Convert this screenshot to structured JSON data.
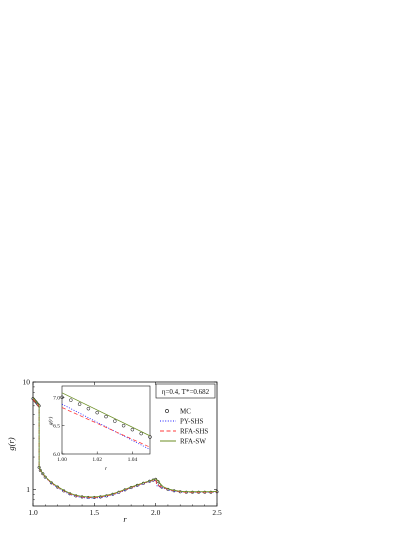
{
  "chart_data": [
    {
      "type": "line",
      "xlabel": "r",
      "ylabel": "g(r)",
      "xlim": [
        1.0,
        2.5
      ],
      "ylim": [
        0.7,
        10
      ],
      "yscale": "log",
      "xticks": [
        "1.0",
        "1.5",
        "2.0",
        "2.5"
      ],
      "yticks": [
        "1",
        "10"
      ],
      "annotation": "η=0.4, T*=0.682",
      "legend_position": "right",
      "legend": [
        "MC",
        "PY-SHS",
        "RFA-SHS",
        "RFA-SW"
      ],
      "series": [
        {
          "name": "MC",
          "style": "open-circles",
          "color": "#000000",
          "x": [
            1.0,
            1.01,
            1.02,
            1.03,
            1.04,
            1.05,
            1.05,
            1.06,
            1.08,
            1.1,
            1.15,
            1.2,
            1.25,
            1.3,
            1.35,
            1.4,
            1.45,
            1.5,
            1.55,
            1.6,
            1.65,
            1.7,
            1.75,
            1.8,
            1.85,
            1.9,
            1.95,
            1.98,
            2.0,
            2.02,
            2.03,
            2.05,
            2.1,
            2.15,
            2.2,
            2.25,
            2.3,
            2.35,
            2.4,
            2.45,
            2.5
          ],
          "y": [
            7.0,
            6.8,
            6.6,
            6.4,
            6.2,
            6.0,
            1.6,
            1.5,
            1.4,
            1.3,
            1.15,
            1.05,
            0.97,
            0.91,
            0.87,
            0.85,
            0.84,
            0.84,
            0.85,
            0.87,
            0.9,
            0.94,
            0.99,
            1.04,
            1.09,
            1.14,
            1.19,
            1.22,
            1.24,
            1.18,
            1.1,
            1.05,
            1.0,
            0.97,
            0.95,
            0.94,
            0.94,
            0.94,
            0.94,
            0.94,
            0.95
          ]
        },
        {
          "name": "PY-SHS",
          "style": "dotted",
          "color": "#1a1aff",
          "x": [
            1.0,
            1.05,
            1.05,
            1.06,
            1.08,
            1.1,
            1.15,
            1.2,
            1.25,
            1.3,
            1.35,
            1.4,
            1.45,
            1.5,
            1.55,
            1.6,
            1.65,
            1.7,
            1.75,
            1.8,
            1.85,
            1.9,
            1.95,
            2.0,
            2.01,
            2.05,
            2.1,
            2.15,
            2.2,
            2.25,
            2.3,
            2.35,
            2.4,
            2.45,
            2.5
          ],
          "y": [
            7.0,
            6.0,
            1.58,
            1.49,
            1.39,
            1.29,
            1.14,
            1.04,
            0.96,
            0.9,
            0.86,
            0.84,
            0.83,
            0.83,
            0.84,
            0.86,
            0.89,
            0.93,
            0.98,
            1.03,
            1.08,
            1.13,
            1.18,
            1.23,
            1.08,
            1.04,
            0.99,
            0.96,
            0.95,
            0.94,
            0.94,
            0.94,
            0.94,
            0.94,
            0.95
          ]
        },
        {
          "name": "RFA-SHS",
          "style": "dashed",
          "color": "#ff3b3b",
          "x": [
            1.0,
            1.05,
            1.05,
            1.06,
            1.08,
            1.1,
            1.15,
            1.2,
            1.25,
            1.3,
            1.35,
            1.4,
            1.45,
            1.5,
            1.55,
            1.6,
            1.65,
            1.7,
            1.75,
            1.8,
            1.85,
            1.9,
            1.95,
            2.0,
            2.01,
            2.05,
            2.1,
            2.15,
            2.2,
            2.25,
            2.3,
            2.35,
            2.4,
            2.45,
            2.5
          ],
          "y": [
            6.9,
            5.9,
            1.6,
            1.5,
            1.4,
            1.3,
            1.15,
            1.05,
            0.97,
            0.91,
            0.87,
            0.85,
            0.84,
            0.84,
            0.85,
            0.87,
            0.9,
            0.94,
            0.99,
            1.04,
            1.09,
            1.14,
            1.19,
            1.24,
            1.1,
            1.05,
            1.0,
            0.97,
            0.95,
            0.94,
            0.94,
            0.94,
            0.94,
            0.94,
            0.95
          ]
        },
        {
          "name": "RFA-SW",
          "style": "solid",
          "color": "#6b8e23",
          "x": [
            1.0,
            1.05,
            1.05,
            1.06,
            1.08,
            1.1,
            1.15,
            1.2,
            1.25,
            1.3,
            1.35,
            1.4,
            1.45,
            1.5,
            1.55,
            1.6,
            1.65,
            1.7,
            1.75,
            1.8,
            1.85,
            1.9,
            1.95,
            1.98,
            2.0,
            2.02,
            2.04,
            2.06,
            2.1,
            2.15,
            2.2,
            2.25,
            2.3,
            2.35,
            2.4,
            2.45,
            2.5
          ],
          "y": [
            7.1,
            6.1,
            1.62,
            1.51,
            1.41,
            1.31,
            1.16,
            1.06,
            0.98,
            0.92,
            0.88,
            0.86,
            0.85,
            0.85,
            0.86,
            0.88,
            0.91,
            0.95,
            1.0,
            1.05,
            1.1,
            1.15,
            1.2,
            1.23,
            1.25,
            1.2,
            1.12,
            1.06,
            1.01,
            0.98,
            0.96,
            0.95,
            0.95,
            0.95,
            0.95,
            0.95,
            0.96
          ]
        }
      ]
    },
    {
      "type": "line",
      "xlabel": "r",
      "ylabel": "g(r)",
      "xlim": [
        1.0,
        1.05
      ],
      "ylim": [
        6.0,
        7.2
      ],
      "xticks": [
        "1.00",
        "1.02",
        "1.04"
      ],
      "yticks": [
        "6.0",
        "6.5",
        "7.0"
      ],
      "series": [
        {
          "name": "MC",
          "style": "open-circles",
          "color": "#000000",
          "x": [
            1.0,
            1.005,
            1.01,
            1.015,
            1.02,
            1.025,
            1.03,
            1.035,
            1.04,
            1.045,
            1.05
          ],
          "y": [
            7.0,
            6.95,
            6.88,
            6.8,
            6.73,
            6.66,
            6.58,
            6.5,
            6.43,
            6.36,
            6.3
          ]
        },
        {
          "name": "PY-SHS",
          "style": "dotted",
          "color": "#1a1aff",
          "x": [
            1.0,
            1.05
          ],
          "y": [
            6.88,
            6.08
          ]
        },
        {
          "name": "RFA-SHS",
          "style": "dashed",
          "color": "#ff3b3b",
          "x": [
            1.0,
            1.05
          ],
          "y": [
            6.82,
            6.12
          ]
        },
        {
          "name": "RFA-SW",
          "style": "solid",
          "color": "#6b8e23",
          "x": [
            1.0,
            1.05
          ],
          "y": [
            7.08,
            6.32
          ]
        }
      ]
    }
  ]
}
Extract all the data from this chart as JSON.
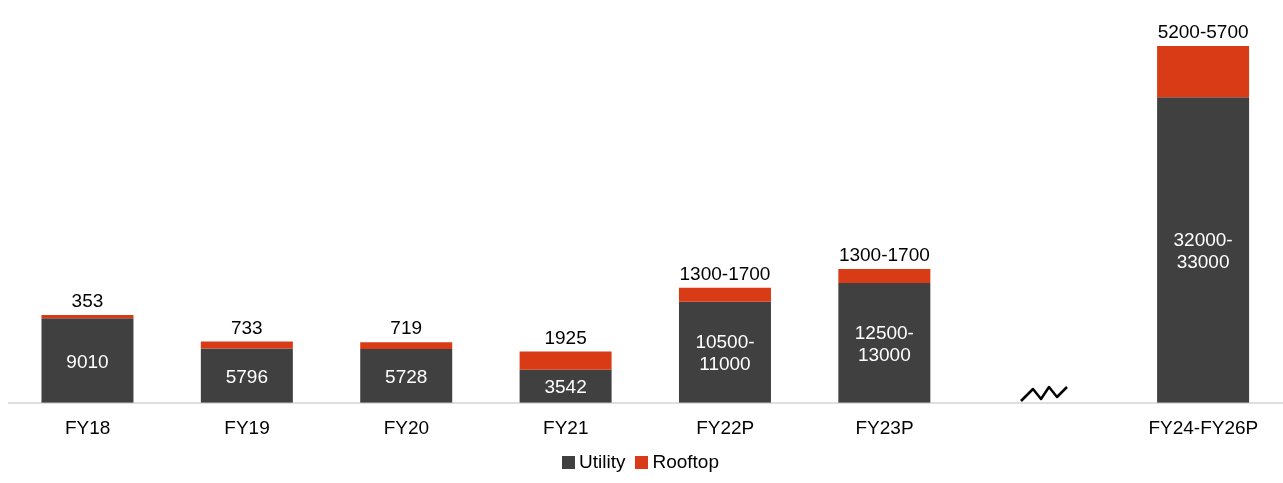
{
  "chart_data": {
    "type": "bar",
    "stacked": true,
    "categories": [
      "FY18",
      "FY19",
      "FY20",
      "FY21",
      "FY22P",
      "FY23P",
      null,
      "FY24-FY26P"
    ],
    "series": [
      {
        "name": "Utility",
        "color": "#404040",
        "values": [
          9010,
          5796,
          5728,
          3542,
          10750,
          12750,
          null,
          32500
        ],
        "value_labels": [
          "9010",
          "5796",
          "5728",
          "3542",
          "10500-11000",
          "12500-13000",
          null,
          "32000-33000"
        ]
      },
      {
        "name": "Rooftop",
        "color": "#d83b16",
        "values": [
          353,
          733,
          719,
          1925,
          1500,
          1500,
          null,
          5450
        ],
        "value_labels": [
          "353",
          "733",
          "719",
          "1925",
          "1300-1700",
          "1300-1700",
          null,
          "5200-5700"
        ]
      }
    ],
    "legend": "bottom",
    "grid": false
  }
}
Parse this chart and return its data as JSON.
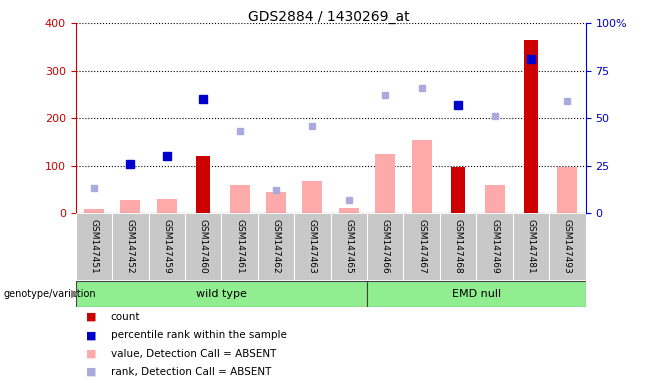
{
  "title": "GDS2884 / 1430269_at",
  "samples": [
    "GSM147451",
    "GSM147452",
    "GSM147459",
    "GSM147460",
    "GSM147461",
    "GSM147462",
    "GSM147463",
    "GSM147465",
    "GSM147466",
    "GSM147467",
    "GSM147468",
    "GSM147469",
    "GSM147481",
    "GSM147493"
  ],
  "count_values": [
    null,
    null,
    null,
    120,
    null,
    null,
    null,
    null,
    null,
    null,
    97,
    null,
    365,
    null
  ],
  "rank_pct": [
    null,
    26,
    30,
    60,
    null,
    null,
    null,
    null,
    null,
    null,
    57,
    null,
    81,
    null
  ],
  "absent_value": [
    8,
    27,
    30,
    null,
    60,
    45,
    68,
    10,
    125,
    153,
    null,
    60,
    null,
    98
  ],
  "absent_rank_pct": [
    13,
    null,
    null,
    null,
    43,
    12,
    46,
    7,
    62,
    66,
    null,
    51,
    null,
    59
  ],
  "groups": [
    {
      "label": "wild type",
      "start": 0,
      "end": 7,
      "color": "#90ee90"
    },
    {
      "label": "EMD null",
      "start": 8,
      "end": 13,
      "color": "#90ee90"
    }
  ],
  "left_ylim": [
    0,
    400
  ],
  "right_ylim": [
    0,
    100
  ],
  "left_yticks": [
    0,
    100,
    200,
    300,
    400
  ],
  "right_yticks": [
    0,
    25,
    50,
    75,
    100
  ],
  "right_yticklabels": [
    "0",
    "25",
    "50",
    "75",
    "100%"
  ],
  "left_axis_color": "#cc0000",
  "right_axis_color": "#0000cc",
  "bar_color_count": "#cc0000",
  "bar_color_absent_value": "#ffaaaa",
  "dot_color_rank": "#0000cc",
  "dot_color_absent_rank": "#aaaadd",
  "legend_items": [
    {
      "color": "#cc0000",
      "label": "count"
    },
    {
      "color": "#0000cc",
      "label": "percentile rank within the sample"
    },
    {
      "color": "#ffaaaa",
      "label": "value, Detection Call = ABSENT"
    },
    {
      "color": "#aaaadd",
      "label": "rank, Detection Call = ABSENT"
    }
  ]
}
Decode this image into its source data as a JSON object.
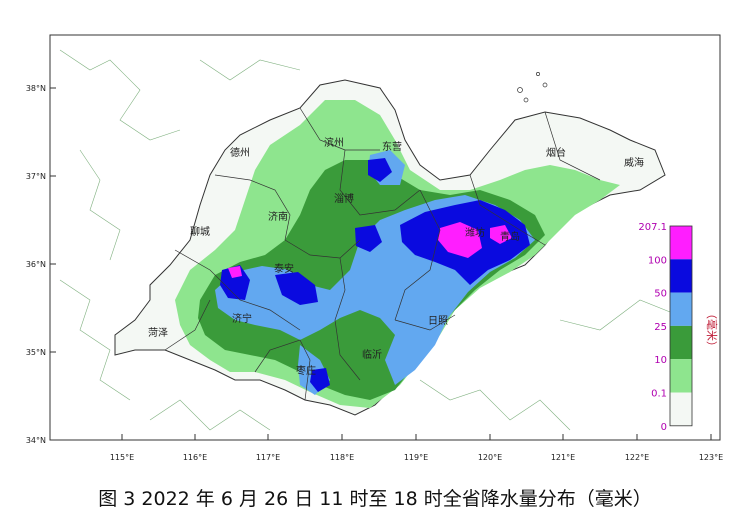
{
  "caption": "图 3 2022 年 6 月 26 日 11 时至 18 时全省降水量分布（毫米）",
  "axes": {
    "lat_labels": [
      "38°N",
      "37°N",
      "36°N",
      "35°N",
      "34°N"
    ],
    "lon_labels": [
      "115°E",
      "116°E",
      "117°E",
      "118°E",
      "119°E",
      "120°E",
      "121°E",
      "122°E",
      "123°E"
    ]
  },
  "cities": [
    "德州",
    "滨州",
    "东营",
    "烟台",
    "威海",
    "淄博",
    "济南",
    "聊城",
    "泰安",
    "潍坊",
    "青岛",
    "济宁",
    "日照",
    "菏泽",
    "临沂",
    "枣庄"
  ],
  "legend": {
    "unit": "（毫米）",
    "levels": [
      "207.1",
      "100",
      "50",
      "25",
      "10",
      "0.1",
      "0"
    ],
    "colors": [
      "#ff1eff",
      "#0a0adf",
      "#62a8f0",
      "#3a9b3a",
      "#8ee58e",
      "#f4f8f4"
    ]
  }
}
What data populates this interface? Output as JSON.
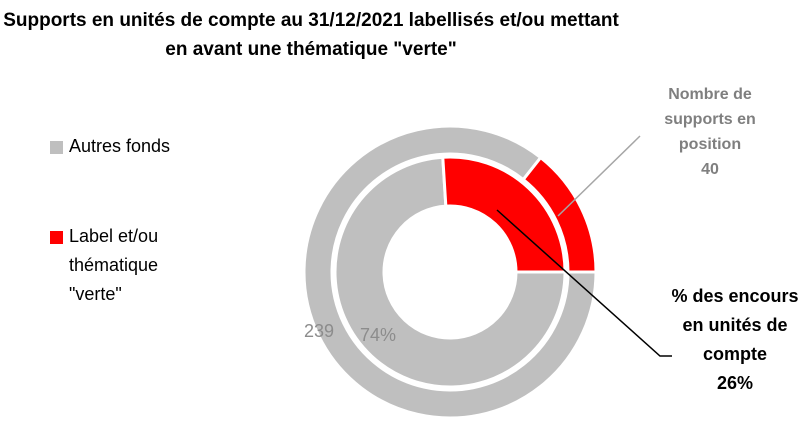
{
  "chart_data": {
    "type": "donut",
    "title": "Supports en unités de compte au 31/12/2021 labellisés et/ou mettant en avant une thématique \"verte\"",
    "categories": [
      "Autres fonds",
      "Label et/ou thématique \"verte\""
    ],
    "colors": [
      "#bfbfbf",
      "#ff0000"
    ],
    "start_angle": 90,
    "series": [
      {
        "name": "Nombre de supports en position",
        "values": [
          239,
          40
        ]
      },
      {
        "name": "% des encours en unités de compte",
        "values": [
          74,
          26
        ],
        "value_labels": [
          "74%",
          "26%"
        ]
      }
    ]
  }
}
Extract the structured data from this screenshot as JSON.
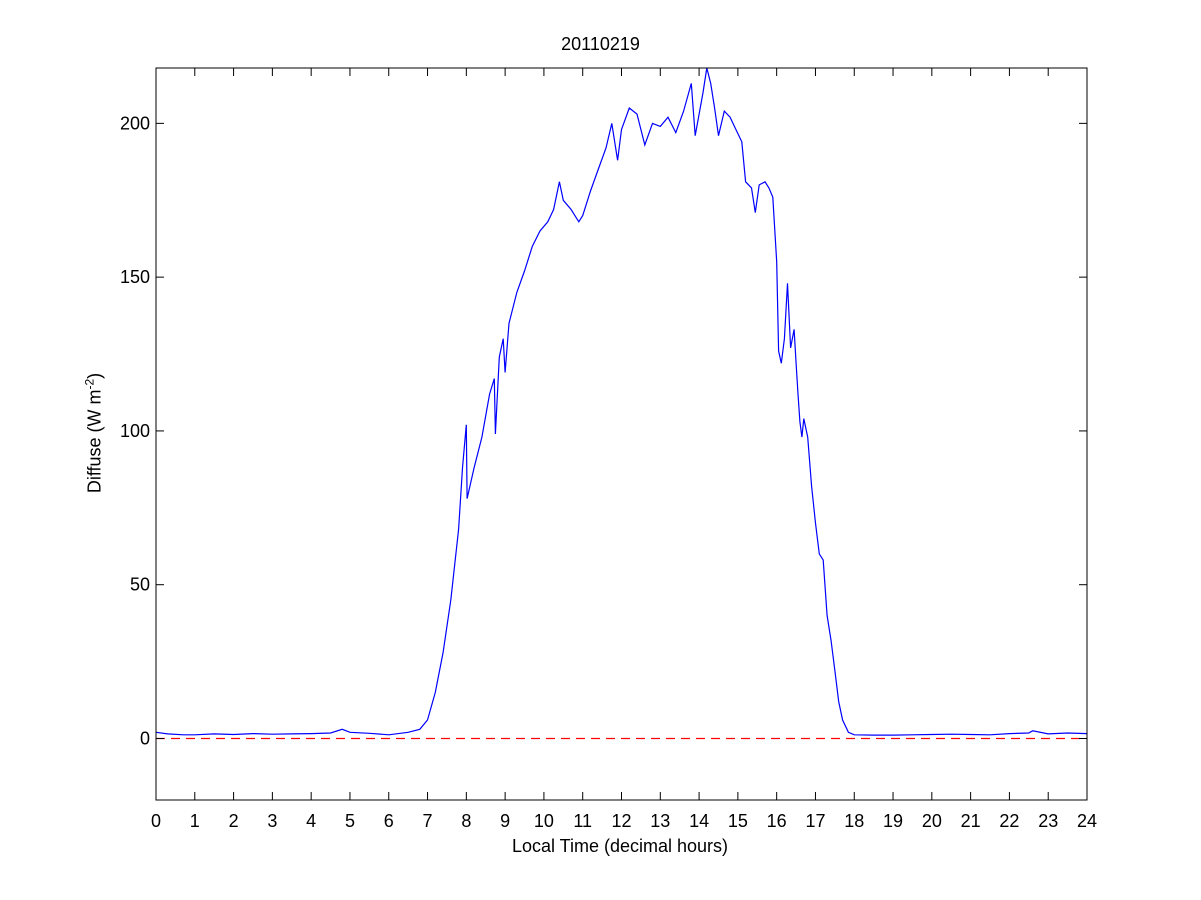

**Given exercise:**
Pick out the lines containing the word "type" and show them.

**Solution:**
      "type": "line",
      "type": "line",
    "type": "bar",
      "label": "wild type",
    "type": "donut",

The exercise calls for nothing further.